Collection entries:
◆ ◆ ◆ ◆
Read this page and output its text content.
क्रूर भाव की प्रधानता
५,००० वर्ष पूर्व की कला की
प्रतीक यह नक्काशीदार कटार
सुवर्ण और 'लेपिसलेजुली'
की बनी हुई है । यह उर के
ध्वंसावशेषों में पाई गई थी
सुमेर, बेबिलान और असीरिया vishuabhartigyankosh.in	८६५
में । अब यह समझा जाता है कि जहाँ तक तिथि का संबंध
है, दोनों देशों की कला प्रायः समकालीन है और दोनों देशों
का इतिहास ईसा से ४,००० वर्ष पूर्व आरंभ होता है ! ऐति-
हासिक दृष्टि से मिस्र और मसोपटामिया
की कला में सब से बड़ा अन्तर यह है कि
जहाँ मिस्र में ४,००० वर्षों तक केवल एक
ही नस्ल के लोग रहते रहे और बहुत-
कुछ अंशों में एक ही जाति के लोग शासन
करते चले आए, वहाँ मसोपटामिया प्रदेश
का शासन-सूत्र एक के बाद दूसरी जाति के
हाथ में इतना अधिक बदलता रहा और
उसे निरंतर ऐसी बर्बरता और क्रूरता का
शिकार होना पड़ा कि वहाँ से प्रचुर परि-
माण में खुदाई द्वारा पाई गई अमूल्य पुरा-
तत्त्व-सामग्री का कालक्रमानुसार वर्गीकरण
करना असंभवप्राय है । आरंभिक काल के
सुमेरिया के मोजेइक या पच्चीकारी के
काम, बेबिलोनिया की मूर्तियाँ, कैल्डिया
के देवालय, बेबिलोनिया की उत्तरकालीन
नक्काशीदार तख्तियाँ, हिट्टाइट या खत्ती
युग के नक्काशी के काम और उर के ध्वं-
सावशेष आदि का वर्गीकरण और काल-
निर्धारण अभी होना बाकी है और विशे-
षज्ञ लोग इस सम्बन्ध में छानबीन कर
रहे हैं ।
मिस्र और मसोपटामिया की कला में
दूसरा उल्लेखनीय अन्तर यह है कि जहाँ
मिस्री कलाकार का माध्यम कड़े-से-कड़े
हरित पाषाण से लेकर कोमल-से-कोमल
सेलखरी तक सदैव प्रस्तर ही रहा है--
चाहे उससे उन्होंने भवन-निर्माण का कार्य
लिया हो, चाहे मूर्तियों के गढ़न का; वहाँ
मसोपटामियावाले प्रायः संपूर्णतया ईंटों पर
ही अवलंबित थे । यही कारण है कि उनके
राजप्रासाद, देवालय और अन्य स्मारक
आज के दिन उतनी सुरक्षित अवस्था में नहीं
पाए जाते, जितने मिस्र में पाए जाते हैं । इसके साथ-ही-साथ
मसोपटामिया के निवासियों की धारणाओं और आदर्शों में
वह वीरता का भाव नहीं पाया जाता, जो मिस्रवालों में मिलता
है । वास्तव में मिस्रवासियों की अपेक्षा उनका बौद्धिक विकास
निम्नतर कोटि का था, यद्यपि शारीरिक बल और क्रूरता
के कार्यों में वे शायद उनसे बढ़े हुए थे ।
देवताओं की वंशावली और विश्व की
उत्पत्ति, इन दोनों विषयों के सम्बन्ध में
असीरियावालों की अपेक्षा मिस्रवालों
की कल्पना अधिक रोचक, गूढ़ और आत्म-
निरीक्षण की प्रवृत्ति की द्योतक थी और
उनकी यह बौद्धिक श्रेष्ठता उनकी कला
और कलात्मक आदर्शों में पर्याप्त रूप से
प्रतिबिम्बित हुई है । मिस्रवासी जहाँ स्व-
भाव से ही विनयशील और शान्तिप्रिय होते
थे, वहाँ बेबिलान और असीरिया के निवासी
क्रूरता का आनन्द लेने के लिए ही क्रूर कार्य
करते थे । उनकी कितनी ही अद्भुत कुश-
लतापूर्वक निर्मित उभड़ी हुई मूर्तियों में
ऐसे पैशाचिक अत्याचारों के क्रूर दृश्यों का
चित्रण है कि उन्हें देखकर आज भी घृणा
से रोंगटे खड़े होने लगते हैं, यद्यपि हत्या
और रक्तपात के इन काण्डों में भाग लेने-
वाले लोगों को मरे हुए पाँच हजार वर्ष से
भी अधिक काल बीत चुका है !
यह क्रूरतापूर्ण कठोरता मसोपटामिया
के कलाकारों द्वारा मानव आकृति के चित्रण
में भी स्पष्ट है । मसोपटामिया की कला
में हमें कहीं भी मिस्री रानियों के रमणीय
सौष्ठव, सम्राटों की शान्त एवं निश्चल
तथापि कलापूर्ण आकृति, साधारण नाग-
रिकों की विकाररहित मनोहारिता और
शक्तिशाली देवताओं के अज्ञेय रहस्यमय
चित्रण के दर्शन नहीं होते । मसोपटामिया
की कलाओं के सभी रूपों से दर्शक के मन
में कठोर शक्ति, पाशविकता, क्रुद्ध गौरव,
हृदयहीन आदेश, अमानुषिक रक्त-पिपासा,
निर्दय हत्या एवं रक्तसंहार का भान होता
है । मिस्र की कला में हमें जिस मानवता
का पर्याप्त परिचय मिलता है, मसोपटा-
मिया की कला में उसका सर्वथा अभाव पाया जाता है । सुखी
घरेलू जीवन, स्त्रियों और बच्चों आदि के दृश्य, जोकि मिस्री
◆ ◆ ◆ ◆
* _Work required_
Extract each entry in full and write it down exactly.

* _Response to this exercise_
Read this page and output its text content.
क्रूर भाव की प्रधानता
५,००० वर्ष पूर्व की कला की
प्रतीक यह नक्काशीदार कटार
सुवर्ण और 'लेपिसलेजुली'
की बनी हुई है । यह उर के
ध्वंसावशेषों में पाई गई थी
सुमेर, बेबिलान और असीरिया vishuabhartigyankosh.in	८६५
में । अब यह समझा जाता है कि जहाँ तक तिथि का संबंध
है, दोनों देशों की कला प्रायः समकालीन है और दोनों देशों
का इतिहास ईसा से ४,००० वर्ष पूर्व आरंभ होता है ! ऐति-
हासिक दृष्टि से मिस्र और मसोपटामिया
की कला में सब से बड़ा अन्तर यह है कि
जहाँ मिस्र में ४,००० वर्षों तक केवल एक
ही नस्ल के लोग रहते रहे और बहुत-
कुछ अंशों में एक ही जाति के लोग शासन
करते चले आए, वहाँ मसोपटामिया प्रदेश
का शासन-सूत्र एक के बाद दूसरी जाति के
हाथ में इतना अधिक बदलता रहा और
उसे निरंतर ऐसी बर्बरता और क्रूरता का
शिकार होना पड़ा कि वहाँ से प्रचुर परि-
माण में खुदाई द्वारा पाई गई अमूल्य पुरा-
तत्त्व-सामग्री का कालक्रमानुसार वर्गीकरण
करना असंभवप्राय है । आरंभिक काल के
सुमेरिया के मोजेइक या पच्चीकारी के
काम, बेबिलोनिया की मूर्तियाँ, कैल्डिया
के देवालय, बेबिलोनिया की उत्तरकालीन
नक्काशीदार तख्तियाँ, हिट्टाइट या खत्ती
युग के नक्काशी के काम और उर के ध्वं-
सावशेष आदि का वर्गीकरण और काल-
निर्धारण अभी होना बाकी है और विशे-
षज्ञ लोग इस सम्बन्ध में छानबीन कर
रहे हैं ।
मिस्र और मसोपटामिया की कला में
दूसरा उल्लेखनीय अन्तर यह है कि जहाँ
मिस्री कलाकार का माध्यम कड़े-से-कड़े
हरित पाषाण से लेकर कोमल-से-कोमल
सेलखरी तक सदैव प्रस्तर ही रहा है--
चाहे उससे उन्होंने भवन-निर्माण का कार्य
लिया हो, चाहे मूर्तियों के गढ़न का; वहाँ
मसोपटामियावाले प्रायः संपूर्णतया ईंटों पर
ही अवलंबित थे । यही कारण है कि उनके
राजप्रासाद, देवालय और अन्य स्मारक
आज के दिन उतनी सुरक्षित अवस्था में नहीं
पाए जाते, जितने मिस्र में पाए जाते हैं । इसके साथ-ही-साथ
मसोपटामिया के निवासियों की धारणाओं और आदर्शों में
वह वीरता का भाव नहीं पाया जाता, जो मिस्रवालों में मिलता
है । वास्तव में मिस्रवासियों की अपेक्षा उनका बौद्धिक विकास
निम्नतर कोटि का था, यद्यपि शारीरिक बल और क्रूरता
के कार्यों में वे शायद उनसे बढ़े हुए थे ।
देवताओं की वंशावली और विश्व की
उत्पत्ति, इन दोनों विषयों के सम्बन्ध में
असीरियावालों की अपेक्षा मिस्रवालों
की कल्पना अधिक रोचक, गूढ़ और आत्म-
निरीक्षण की प्रवृत्ति की द्योतक थी और
उनकी यह बौद्धिक श्रेष्ठता उनकी कला
और कलात्मक आदर्शों में पर्याप्त रूप से
प्रतिबिम्बित हुई है । मिस्रवासी जहाँ स्व-
भाव से ही विनयशील और शान्तिप्रिय होते
थे, वहाँ बेबिलान और असीरिया के निवासी
क्रूरता का आनन्द लेने के लिए ही क्रूर कार्य
करते थे । उनकी कितनी ही अद्भुत कुश-
लतापूर्वक निर्मित उभड़ी हुई मूर्तियों में
ऐसे पैशाचिक अत्याचारों के क्रूर दृश्यों का
चित्रण है कि उन्हें देखकर आज भी घृणा
से रोंगटे खड़े होने लगते हैं, यद्यपि हत्या
और रक्तपात के इन काण्डों में भाग लेने-
वाले लोगों को मरे हुए पाँच हजार वर्ष से
भी अधिक काल बीत चुका है !
यह क्रूरतापूर्ण कठोरता मसोपटामिया
के कलाकारों द्वारा मानव आकृति के चित्रण
में भी स्पष्ट है । मसोपटामिया की कला
में हमें कहीं भी मिस्री रानियों के रमणीय
सौष्ठव, सम्राटों की शान्त एवं निश्चल
तथापि कलापूर्ण आकृति, साधारण नाग-
रिकों की विकाररहित मनोहारिता और
शक्तिशाली देवताओं के अज्ञेय रहस्यमय
चित्रण के दर्शन नहीं होते । मसोपटामिया
की कलाओं के सभी रूपों से दर्शक के मन
में कठोर शक्ति, पाशविकता, क्रुद्ध गौरव,
हृदयहीन आदेश, अमानुषिक रक्त-पिपासा,
निर्दय हत्या एवं रक्तसंहार का भान होता
है । मिस्र की कला में हमें जिस मानवता
का पर्याप्त परिचय मिलता है, मसोपटा-
मिया की कला में उसका सर्वथा अभाव पाया जाता है । सुखी
घरेलू जीवन, स्त्रियों और बच्चों आदि के दृश्य, जोकि मिस्री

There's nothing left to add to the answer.